Task directions
Write the material out again in full, word for word. Do not include the pictures.

Stored records
- - -

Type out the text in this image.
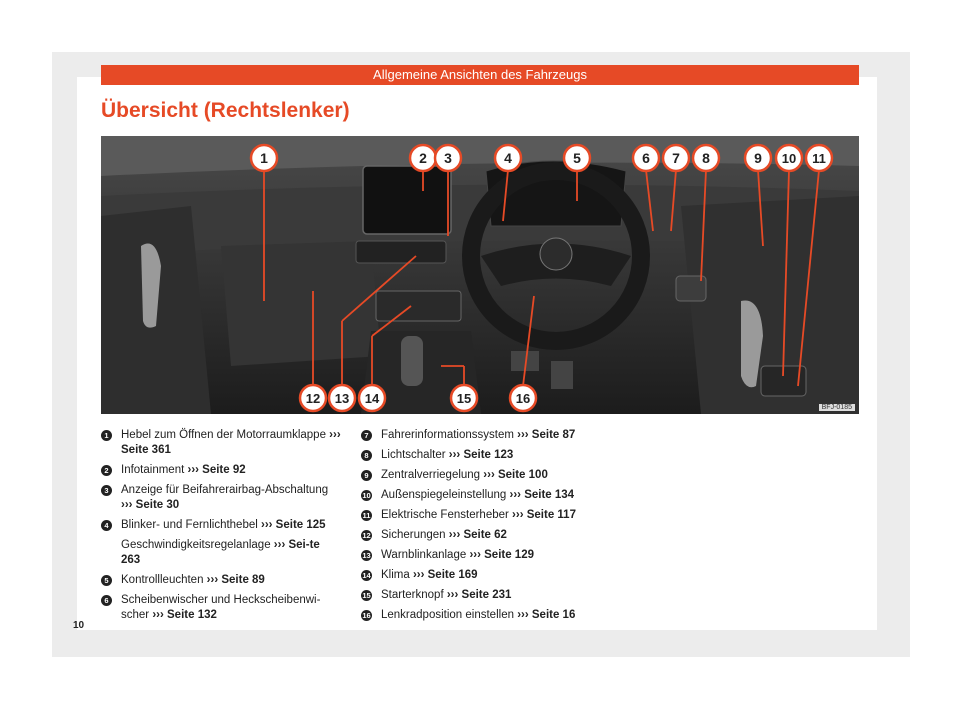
Allgemeine Ansichten des Fahrzeugs
Übersicht (Rechtslenker)
1	2 3	4	5	6 7 8	9 10 11
12 13 14	15	16
BFJ-0185
1 Hebel zum Öffnen der Motorraumklappe ››› Seite 361
2 Infotainment ››› Seite 92
3 Anzeige für Beifahrerairbag-Abschaltung ››› Seite 30
4 Blinker- und Fernlichthebel ››› Seite 125
Geschwindigkeitsregelanlage ››› Sei-te 263
5 Kontrollleuchten ››› Seite 89
6 Scheibenwischer und Heckscheibenwi-scher ››› Seite 132
7 Fahrerinformationssystem ››› Seite 87
8 Lichtschalter ››› Seite 123
9 Zentralverriegelung ››› Seite 100
10 Außenspiegeleinstellung ››› Seite 134
11 Elektrische Fensterheber ››› Seite 117
12 Sicherungen ››› Seite 62
13 Warnblinkanlage ››› Seite 129
14 Klima ››› Seite 169
15 Starterknopf ››› Seite 231
16 Lenkradposition einstellen ››› Seite 16
10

- - -

Answer for this exercise
Type out the text in this image.
Allgemeine Ansichten des Fahrzeugs
Übersicht (Rechtslenker)
1	2 3	4	5	6 7 8	9 10 11
12 13 14	15	16
BFJ-0185
1 Hebel zum Öffnen der Motorraumklappe ››› Seite 361
2 Infotainment ››› Seite 92
3 Anzeige für Beifahrerairbag-Abschaltung ››› Seite 30
4 Blinker- und Fernlichthebel ››› Seite 125
Geschwindigkeitsregelanlage ››› Sei-te 263
5 Kontrollleuchten ››› Seite 89
6 Scheibenwischer und Heckscheibenwi-scher ››› Seite 132
7 Fahrerinformationssystem ››› Seite 87
8 Lichtschalter ››› Seite 123
9 Zentralverriegelung ››› Seite 100
10 Außenspiegeleinstellung ››› Seite 134
11 Elektrische Fensterheber ››› Seite 117
12 Sicherungen ››› Seite 62
13 Warnblinkanlage ››› Seite 129
14 Klima ››› Seite 169
15 Starterknopf ››› Seite 231
16 Lenkradposition einstellen ››› Seite 16
10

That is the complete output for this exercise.